**DIRECTION**:
Each line of the listing that contains the word "ylabel" is to be copied.

:: GIVEN ENTRIES

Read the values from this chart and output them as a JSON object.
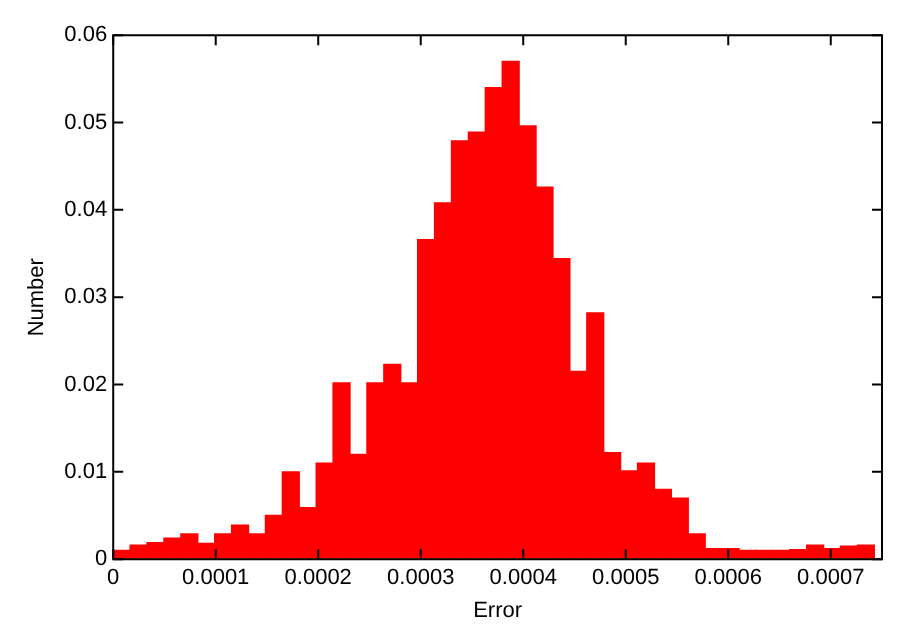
{
  "chart_data": {
    "type": "histogram",
    "xlabel": "Error",
    "ylabel": "Number",
    "color": "#ff0000",
    "bins": [
      0,
      1.65e-05,
      3.3e-05,
      4.95e-05,
      6.6e-05,
      8.25e-05,
      9.9e-05,
      0.0001155,
      0.000132,
      0.0001485,
      0.000165,
      0.0001815,
      0.000198,
      0.0002145,
      0.000231,
      0.0002475,
      0.000264,
      0.0002805,
      0.000297,
      0.0003135,
      0.00033,
      0.0003465,
      0.000363,
      0.0003795,
      0.000396,
      0.0004125,
      0.000429,
      0.0004455,
      0.000462,
      0.0004785,
      0.000495,
      0.0005115,
      0.000528,
      0.0005445,
      0.000561,
      0.0005775,
      0.000594,
      0.0006105,
      0.000627,
      0.0006435,
      0.00066,
      0.0006765,
      0.000693,
      0.0007095,
      0.000726,
      0.0007425
    ],
    "values": [
      0.001,
      0.0016,
      0.0019,
      0.0024,
      0.0029,
      0.0018,
      0.0029,
      0.0039,
      0.0029,
      0.005,
      0.01,
      0.0059,
      0.011,
      0.0202,
      0.012,
      0.0202,
      0.0223,
      0.0202,
      0.0366,
      0.0408,
      0.0479,
      0.0489,
      0.054,
      0.057,
      0.0496,
      0.0426,
      0.0344,
      0.0215,
      0.0282,
      0.0122,
      0.0101,
      0.011,
      0.008,
      0.007,
      0.0029,
      0.0012,
      0.0012,
      0.001,
      0.001,
      0.001,
      0.0011,
      0.0016,
      0.0012,
      0.0015,
      0.0016
    ],
    "xlim": [
      0,
      0.00075
    ],
    "xticks": [
      0,
      0.0001,
      0.0002,
      0.0003,
      0.0004,
      0.0005,
      0.0006,
      0.0007
    ],
    "ylim": [
      0,
      0.06
    ],
    "yticks": [
      0,
      0.01,
      0.02,
      0.03,
      0.04,
      0.05,
      0.06
    ],
    "grid": false,
    "legend": false
  }
}
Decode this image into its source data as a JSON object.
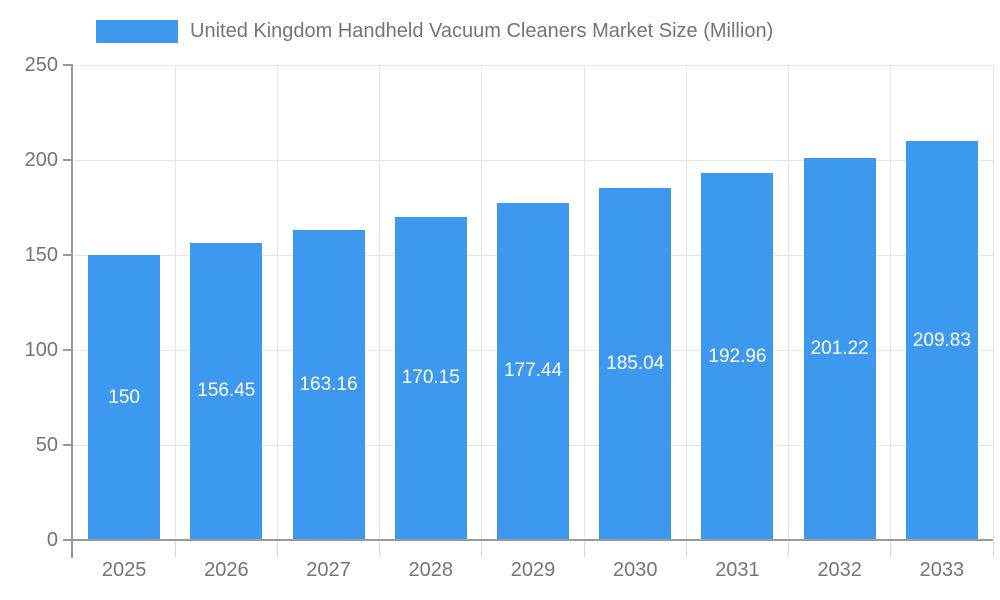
{
  "legend": {
    "series_label": "United Kingdom Handheld Vacuum Cleaners Market Size (Million)"
  },
  "chart_data": {
    "type": "bar",
    "title": "United Kingdom Handheld Vacuum Cleaners Market Size (Million)",
    "categories": [
      "2025",
      "2026",
      "2027",
      "2028",
      "2029",
      "2030",
      "2031",
      "2032",
      "2033"
    ],
    "series": [
      {
        "name": "United Kingdom Handheld Vacuum Cleaners Market Size (Million)",
        "values": [
          150,
          156.45,
          163.16,
          170.15,
          177.44,
          185.04,
          192.96,
          201.22,
          209.83
        ],
        "value_labels": [
          "150",
          "156.45",
          "163.16",
          "170.15",
          "177.44",
          "185.04",
          "192.96",
          "201.22",
          "209.83"
        ]
      }
    ],
    "xlabel": "",
    "ylabel": "",
    "ylim": [
      0,
      250
    ],
    "yticks": [
      0,
      50,
      100,
      150,
      200,
      250
    ],
    "grid": true,
    "legend_position": "top",
    "value_labels_position": "center-of-bar",
    "colors": {
      "bar": "#3d99ef",
      "bar_label_text": "#ffffff",
      "axis_text": "#757575",
      "legend_text": "#757575",
      "grid_line": "#e6e6e6",
      "boundary_tick": "#d9d9d9",
      "axis_line": "#999999",
      "background": "#ffffff"
    }
  }
}
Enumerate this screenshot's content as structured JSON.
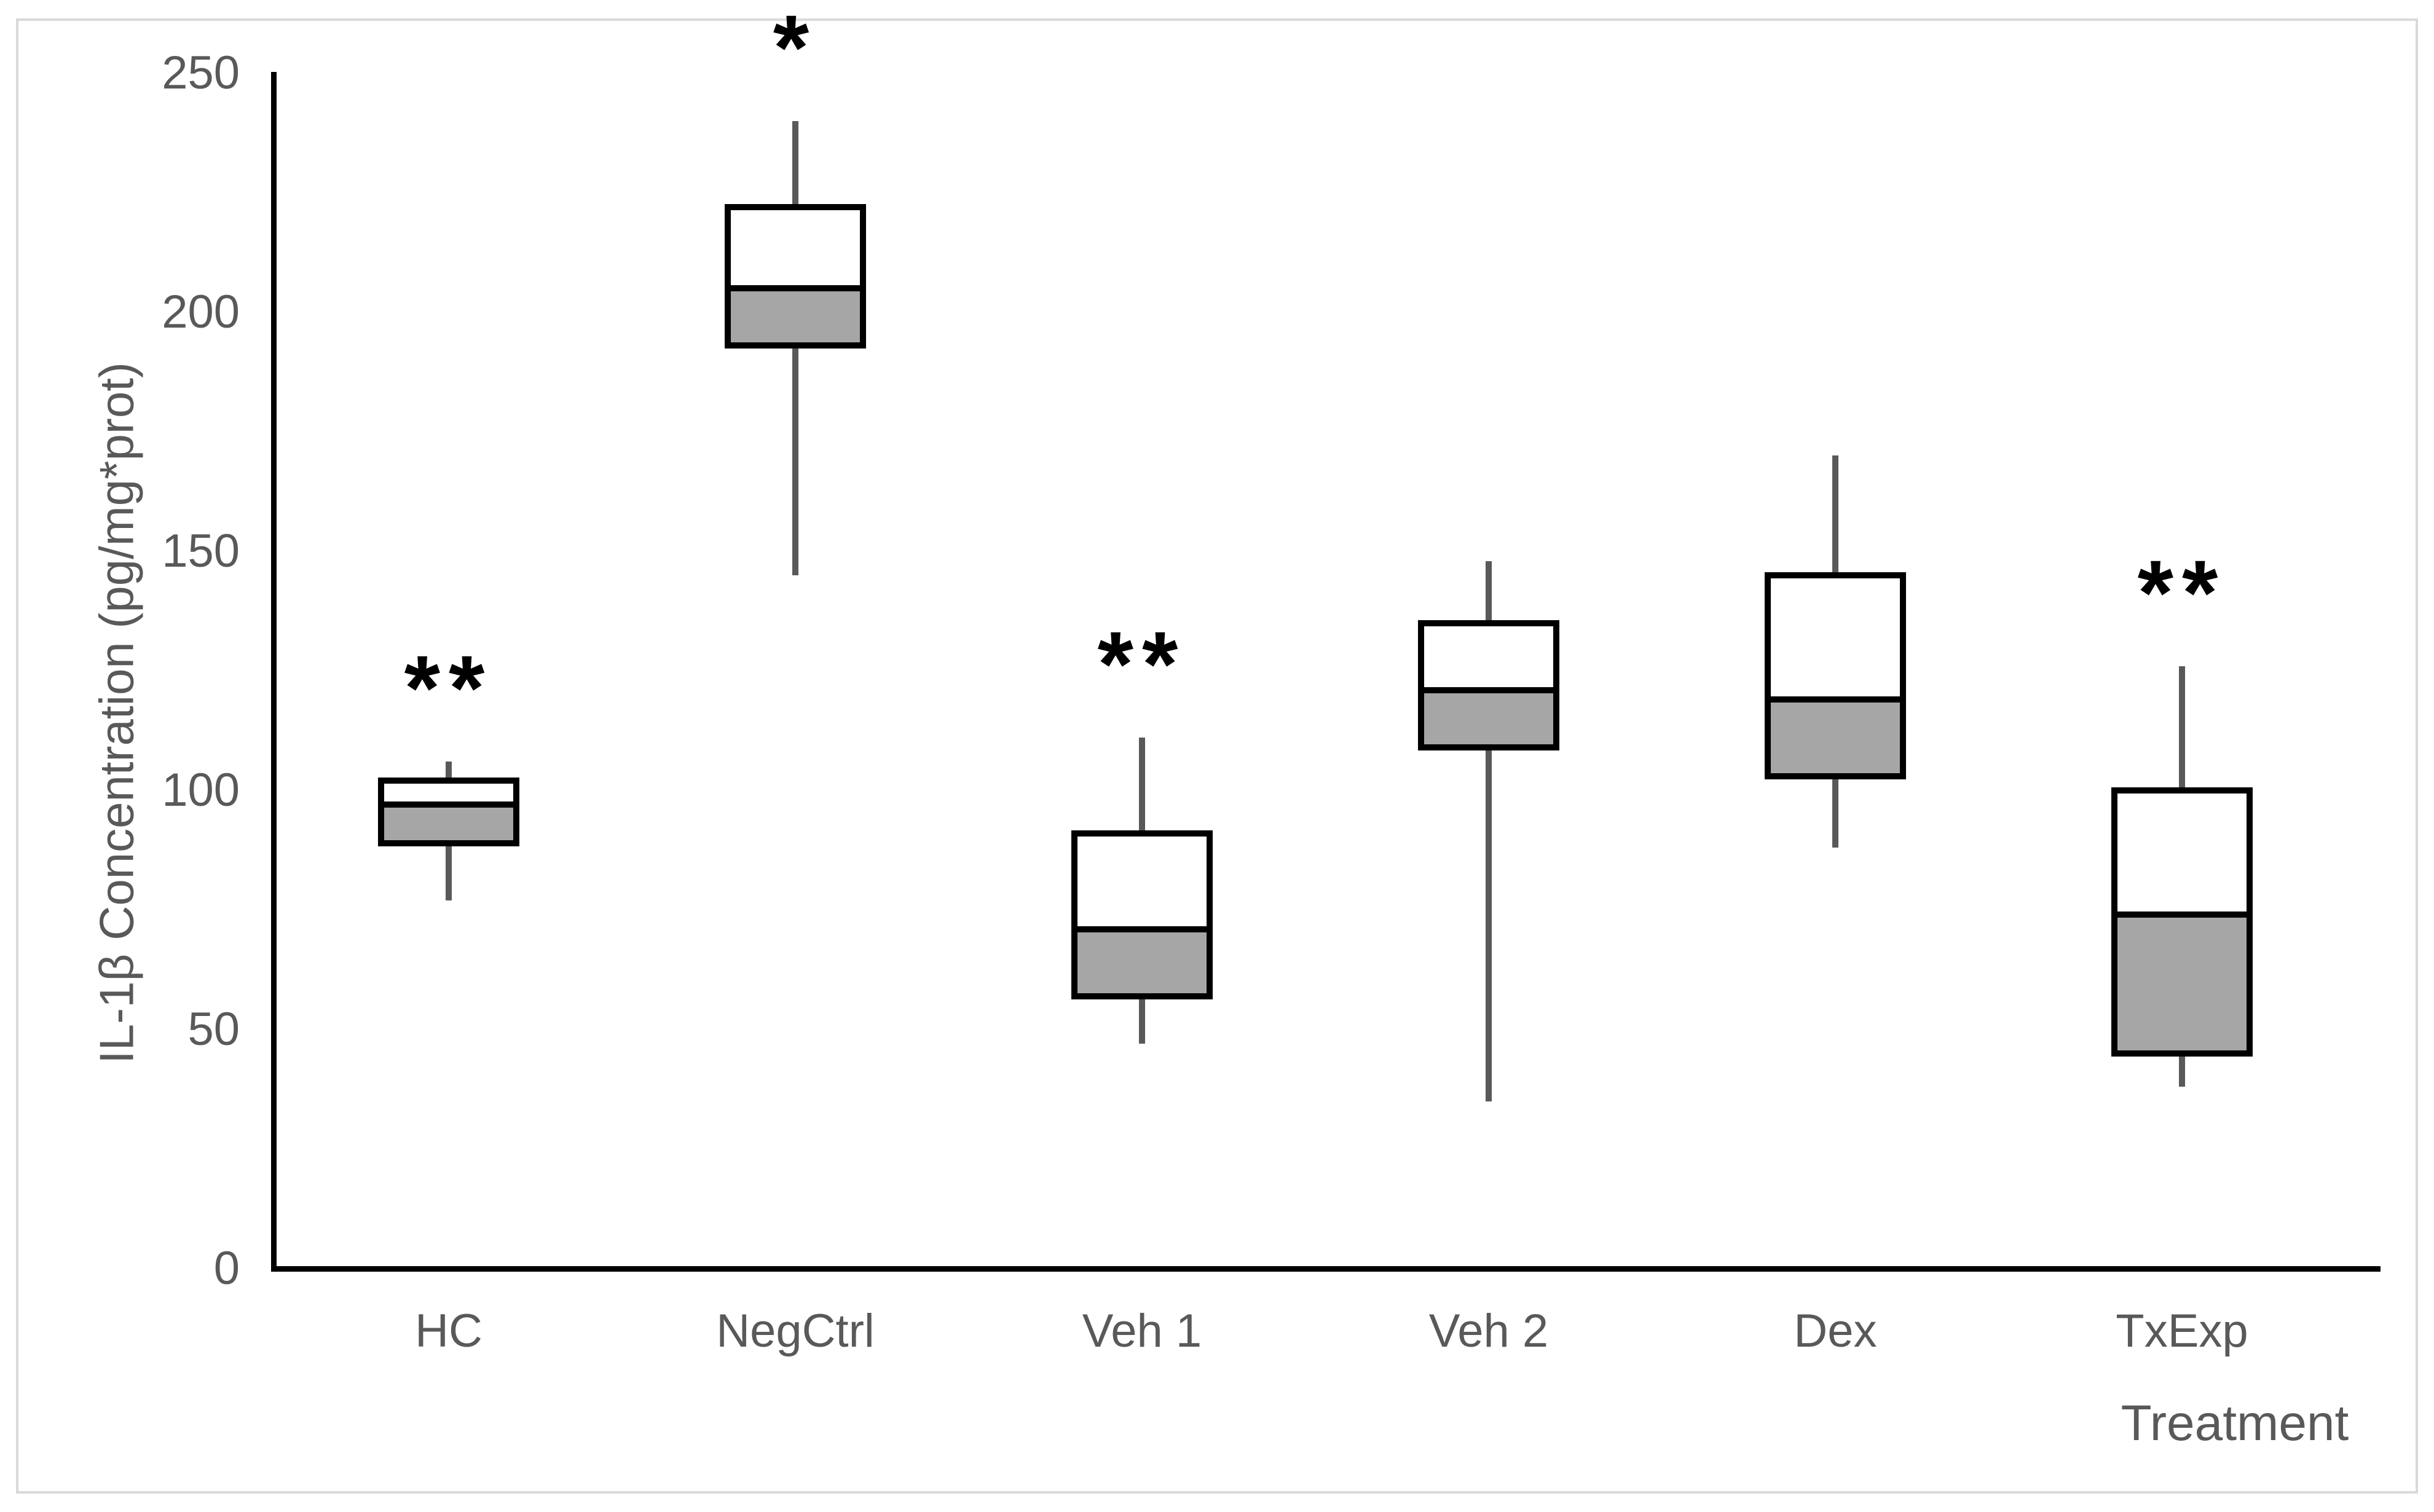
{
  "figure": {
    "background": "#ffffff",
    "border_color": "#d9d9d9"
  },
  "colors": {
    "axis": "#000000",
    "label_text": "#595959",
    "whisker": "#595959",
    "box_border": "#000000",
    "box_fill_lower": "#a6a6a6",
    "box_fill_upper": "#ffffff",
    "significance_star": "#000000"
  },
  "chart_data": {
    "type": "boxplot",
    "title": "",
    "xlabel": "Treatment",
    "ylabel": "IL-1β Concentration (pg/mg*prot)",
    "ylim": [
      0,
      250
    ],
    "yticks": [
      0,
      50,
      100,
      150,
      200,
      250
    ],
    "grid": false,
    "legend": false,
    "whisker_caps": false,
    "categories": [
      "HC",
      "NegCtrl",
      "Veh 1",
      "Veh 2",
      "Dex",
      "TxExp"
    ],
    "series": [
      {
        "name": "HC",
        "whisker_low": 77,
        "q1": 89,
        "median": 97,
        "q3": 102,
        "whisker_high": 106,
        "significance": "**"
      },
      {
        "name": "NegCtrl",
        "whisker_low": 145,
        "q1": 193,
        "median": 205,
        "q3": 222,
        "whisker_high": 240,
        "significance": "*"
      },
      {
        "name": "Veh 1",
        "whisker_low": 47,
        "q1": 57,
        "median": 71,
        "q3": 91,
        "whisker_high": 111,
        "significance": "**"
      },
      {
        "name": "Veh 2",
        "whisker_low": 35,
        "q1": 109,
        "median": 121,
        "q3": 135,
        "whisker_high": 148,
        "significance": ""
      },
      {
        "name": "Dex",
        "whisker_low": 88,
        "q1": 103,
        "median": 119,
        "q3": 145,
        "whisker_high": 170,
        "significance": ""
      },
      {
        "name": "TxExp",
        "whisker_low": 38,
        "q1": 45,
        "median": 74,
        "q3": 100,
        "whisker_high": 126,
        "significance": "**"
      }
    ]
  }
}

::::

**RESPONSE**:
    "ylabel": "Number",
    "ylabel": "",
    "ylabel": "IL-1β Concentration (pg/mg*prot)",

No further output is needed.